* _Supplied material_
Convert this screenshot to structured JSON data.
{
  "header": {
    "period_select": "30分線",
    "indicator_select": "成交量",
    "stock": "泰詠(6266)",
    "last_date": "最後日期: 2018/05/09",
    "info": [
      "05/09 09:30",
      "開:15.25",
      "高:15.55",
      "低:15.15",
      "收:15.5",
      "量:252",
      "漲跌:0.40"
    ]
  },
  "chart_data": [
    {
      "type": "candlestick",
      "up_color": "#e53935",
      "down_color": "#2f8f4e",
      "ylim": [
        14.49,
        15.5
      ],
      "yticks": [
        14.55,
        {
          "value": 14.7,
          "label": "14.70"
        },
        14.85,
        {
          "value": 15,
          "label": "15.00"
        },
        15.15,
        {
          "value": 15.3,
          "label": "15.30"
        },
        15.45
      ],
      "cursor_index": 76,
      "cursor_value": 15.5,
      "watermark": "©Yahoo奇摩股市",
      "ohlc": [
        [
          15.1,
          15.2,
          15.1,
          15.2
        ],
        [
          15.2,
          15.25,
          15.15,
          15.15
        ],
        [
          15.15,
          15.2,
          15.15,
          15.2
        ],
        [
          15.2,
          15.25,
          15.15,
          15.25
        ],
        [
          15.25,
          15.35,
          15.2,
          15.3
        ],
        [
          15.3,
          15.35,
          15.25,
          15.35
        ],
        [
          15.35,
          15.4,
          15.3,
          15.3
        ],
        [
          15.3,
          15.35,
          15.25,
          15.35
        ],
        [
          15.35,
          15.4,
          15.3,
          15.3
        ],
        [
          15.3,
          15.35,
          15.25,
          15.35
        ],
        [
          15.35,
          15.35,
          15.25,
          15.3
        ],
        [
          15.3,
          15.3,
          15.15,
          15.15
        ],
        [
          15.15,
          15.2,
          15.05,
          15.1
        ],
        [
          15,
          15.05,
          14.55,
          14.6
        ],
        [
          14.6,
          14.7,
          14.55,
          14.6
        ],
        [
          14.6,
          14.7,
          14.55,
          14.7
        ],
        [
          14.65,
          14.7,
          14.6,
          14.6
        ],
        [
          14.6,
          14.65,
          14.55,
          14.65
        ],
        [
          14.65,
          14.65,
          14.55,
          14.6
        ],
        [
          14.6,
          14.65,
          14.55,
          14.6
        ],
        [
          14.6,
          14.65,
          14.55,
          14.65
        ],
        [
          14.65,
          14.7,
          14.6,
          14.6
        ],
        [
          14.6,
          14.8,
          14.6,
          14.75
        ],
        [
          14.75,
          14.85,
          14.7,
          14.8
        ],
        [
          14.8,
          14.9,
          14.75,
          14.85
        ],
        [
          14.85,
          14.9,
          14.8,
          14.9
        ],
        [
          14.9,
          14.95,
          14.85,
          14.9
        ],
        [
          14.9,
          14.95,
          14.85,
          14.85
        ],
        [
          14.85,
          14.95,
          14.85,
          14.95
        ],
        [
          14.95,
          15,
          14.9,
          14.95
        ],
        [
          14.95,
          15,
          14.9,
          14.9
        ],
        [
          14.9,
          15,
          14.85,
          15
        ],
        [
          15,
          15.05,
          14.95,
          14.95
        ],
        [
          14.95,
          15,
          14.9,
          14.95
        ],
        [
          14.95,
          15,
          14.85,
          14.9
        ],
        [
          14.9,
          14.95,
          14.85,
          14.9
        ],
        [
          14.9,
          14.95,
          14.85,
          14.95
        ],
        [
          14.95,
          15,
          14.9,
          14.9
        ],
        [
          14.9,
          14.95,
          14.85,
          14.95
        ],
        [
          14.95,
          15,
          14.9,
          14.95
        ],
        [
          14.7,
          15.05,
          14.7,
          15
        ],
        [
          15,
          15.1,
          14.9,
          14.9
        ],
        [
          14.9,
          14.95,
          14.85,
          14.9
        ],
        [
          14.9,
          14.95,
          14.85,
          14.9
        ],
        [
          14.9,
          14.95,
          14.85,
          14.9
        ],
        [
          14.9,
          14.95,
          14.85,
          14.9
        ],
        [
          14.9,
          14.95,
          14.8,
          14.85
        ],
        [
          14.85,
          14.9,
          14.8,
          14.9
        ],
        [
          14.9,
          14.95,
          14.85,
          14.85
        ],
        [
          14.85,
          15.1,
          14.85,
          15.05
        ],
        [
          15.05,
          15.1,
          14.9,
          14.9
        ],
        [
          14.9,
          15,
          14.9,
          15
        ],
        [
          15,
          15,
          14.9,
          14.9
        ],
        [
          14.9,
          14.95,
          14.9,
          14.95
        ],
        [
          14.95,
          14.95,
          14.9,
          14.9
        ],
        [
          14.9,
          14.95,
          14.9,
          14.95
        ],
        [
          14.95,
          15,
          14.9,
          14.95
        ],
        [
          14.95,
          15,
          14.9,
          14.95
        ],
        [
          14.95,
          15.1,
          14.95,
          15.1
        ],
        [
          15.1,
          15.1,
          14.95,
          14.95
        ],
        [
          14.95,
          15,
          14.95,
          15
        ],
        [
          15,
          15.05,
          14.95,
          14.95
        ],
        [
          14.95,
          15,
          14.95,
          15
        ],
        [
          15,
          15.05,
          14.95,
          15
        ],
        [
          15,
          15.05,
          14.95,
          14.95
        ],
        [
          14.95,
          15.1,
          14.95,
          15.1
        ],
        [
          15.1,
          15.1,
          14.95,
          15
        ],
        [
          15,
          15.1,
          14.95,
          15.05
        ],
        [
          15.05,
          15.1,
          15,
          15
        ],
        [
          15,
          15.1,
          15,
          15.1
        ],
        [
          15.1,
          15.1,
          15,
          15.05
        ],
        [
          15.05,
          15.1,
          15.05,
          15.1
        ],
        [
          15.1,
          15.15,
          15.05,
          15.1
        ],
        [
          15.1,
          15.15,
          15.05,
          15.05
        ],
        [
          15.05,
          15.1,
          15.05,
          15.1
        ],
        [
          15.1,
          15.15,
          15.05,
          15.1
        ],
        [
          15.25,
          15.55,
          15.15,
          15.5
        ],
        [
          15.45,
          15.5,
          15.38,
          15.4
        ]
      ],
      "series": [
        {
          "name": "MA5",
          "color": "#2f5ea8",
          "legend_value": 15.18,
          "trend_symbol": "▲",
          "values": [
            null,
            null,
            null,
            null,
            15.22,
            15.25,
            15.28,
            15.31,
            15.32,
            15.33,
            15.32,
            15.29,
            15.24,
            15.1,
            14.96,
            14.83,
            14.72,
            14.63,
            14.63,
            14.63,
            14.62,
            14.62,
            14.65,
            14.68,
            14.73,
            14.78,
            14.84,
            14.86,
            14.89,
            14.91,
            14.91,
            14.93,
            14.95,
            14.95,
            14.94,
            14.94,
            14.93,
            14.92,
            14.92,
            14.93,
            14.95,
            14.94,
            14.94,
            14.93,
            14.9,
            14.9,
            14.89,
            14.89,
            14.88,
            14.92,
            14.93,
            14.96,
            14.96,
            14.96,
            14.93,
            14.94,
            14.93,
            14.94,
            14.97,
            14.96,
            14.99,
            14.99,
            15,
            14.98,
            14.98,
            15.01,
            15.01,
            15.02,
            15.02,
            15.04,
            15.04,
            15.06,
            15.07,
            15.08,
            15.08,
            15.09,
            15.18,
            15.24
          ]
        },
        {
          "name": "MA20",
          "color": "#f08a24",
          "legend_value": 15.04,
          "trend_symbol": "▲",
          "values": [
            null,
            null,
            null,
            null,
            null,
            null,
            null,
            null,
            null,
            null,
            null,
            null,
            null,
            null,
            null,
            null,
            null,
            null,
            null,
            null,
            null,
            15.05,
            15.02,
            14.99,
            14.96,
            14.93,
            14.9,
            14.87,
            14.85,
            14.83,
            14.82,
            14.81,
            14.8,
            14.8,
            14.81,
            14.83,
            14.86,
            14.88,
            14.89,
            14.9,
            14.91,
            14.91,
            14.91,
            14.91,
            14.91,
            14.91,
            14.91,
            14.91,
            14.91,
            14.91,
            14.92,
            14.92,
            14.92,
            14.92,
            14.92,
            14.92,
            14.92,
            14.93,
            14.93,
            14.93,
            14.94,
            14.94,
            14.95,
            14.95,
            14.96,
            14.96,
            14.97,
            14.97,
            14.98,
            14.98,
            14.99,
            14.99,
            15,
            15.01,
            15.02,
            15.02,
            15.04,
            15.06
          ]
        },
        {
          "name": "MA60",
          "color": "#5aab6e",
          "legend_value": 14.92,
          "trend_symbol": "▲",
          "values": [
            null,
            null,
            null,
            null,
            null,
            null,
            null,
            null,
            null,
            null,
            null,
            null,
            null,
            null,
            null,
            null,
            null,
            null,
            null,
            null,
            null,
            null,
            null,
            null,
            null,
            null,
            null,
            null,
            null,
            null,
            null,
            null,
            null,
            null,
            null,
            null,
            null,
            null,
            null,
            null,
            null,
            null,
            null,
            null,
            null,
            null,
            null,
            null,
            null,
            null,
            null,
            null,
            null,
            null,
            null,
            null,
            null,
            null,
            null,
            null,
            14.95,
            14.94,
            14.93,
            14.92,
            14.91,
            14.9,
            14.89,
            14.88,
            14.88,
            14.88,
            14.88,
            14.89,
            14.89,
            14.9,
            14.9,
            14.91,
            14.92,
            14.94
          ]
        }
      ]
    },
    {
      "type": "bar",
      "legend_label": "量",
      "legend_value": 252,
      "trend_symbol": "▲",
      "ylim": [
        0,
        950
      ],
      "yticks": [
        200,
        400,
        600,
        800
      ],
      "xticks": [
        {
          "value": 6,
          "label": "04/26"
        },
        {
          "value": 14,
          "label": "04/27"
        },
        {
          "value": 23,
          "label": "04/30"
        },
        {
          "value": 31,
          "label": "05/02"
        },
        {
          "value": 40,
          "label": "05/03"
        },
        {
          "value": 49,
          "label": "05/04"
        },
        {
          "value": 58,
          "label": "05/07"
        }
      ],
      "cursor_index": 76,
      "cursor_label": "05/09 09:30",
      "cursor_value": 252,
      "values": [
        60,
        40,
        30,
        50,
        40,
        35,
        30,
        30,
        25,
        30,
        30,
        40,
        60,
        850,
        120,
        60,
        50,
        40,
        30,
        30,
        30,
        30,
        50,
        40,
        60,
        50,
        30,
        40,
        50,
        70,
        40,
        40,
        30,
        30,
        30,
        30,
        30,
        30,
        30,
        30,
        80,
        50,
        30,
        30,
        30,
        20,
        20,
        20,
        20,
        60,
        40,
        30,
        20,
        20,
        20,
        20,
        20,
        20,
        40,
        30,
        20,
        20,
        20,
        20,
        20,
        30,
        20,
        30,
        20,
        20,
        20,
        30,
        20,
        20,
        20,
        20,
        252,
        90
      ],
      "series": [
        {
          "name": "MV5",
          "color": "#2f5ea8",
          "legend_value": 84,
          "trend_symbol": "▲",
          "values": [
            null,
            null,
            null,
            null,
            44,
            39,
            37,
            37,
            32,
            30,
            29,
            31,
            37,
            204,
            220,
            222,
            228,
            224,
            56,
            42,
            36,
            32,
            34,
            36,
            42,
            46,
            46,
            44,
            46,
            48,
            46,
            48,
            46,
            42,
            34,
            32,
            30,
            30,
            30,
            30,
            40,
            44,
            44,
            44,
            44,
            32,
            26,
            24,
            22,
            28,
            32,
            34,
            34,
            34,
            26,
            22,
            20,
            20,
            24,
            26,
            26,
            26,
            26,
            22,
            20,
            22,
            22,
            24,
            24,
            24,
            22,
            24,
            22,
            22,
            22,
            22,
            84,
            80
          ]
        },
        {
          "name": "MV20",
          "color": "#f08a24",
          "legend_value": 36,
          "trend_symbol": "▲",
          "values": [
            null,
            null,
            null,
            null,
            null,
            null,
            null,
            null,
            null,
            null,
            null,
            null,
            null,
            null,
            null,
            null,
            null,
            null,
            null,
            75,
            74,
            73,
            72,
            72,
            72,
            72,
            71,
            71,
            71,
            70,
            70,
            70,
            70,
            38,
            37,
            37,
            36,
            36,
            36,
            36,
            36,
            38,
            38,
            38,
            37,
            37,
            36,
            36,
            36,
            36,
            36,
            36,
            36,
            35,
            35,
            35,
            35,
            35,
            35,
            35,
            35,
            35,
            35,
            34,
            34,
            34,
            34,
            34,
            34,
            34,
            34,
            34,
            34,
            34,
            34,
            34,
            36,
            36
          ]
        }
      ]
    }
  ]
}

* _The request_
From the entries, report each line that includes the word "name".

* _The output_
          "name": "MA5",
          "name": "MA20",
          "name": "MA60",
          "name": "MV5",
          "name": "MV20",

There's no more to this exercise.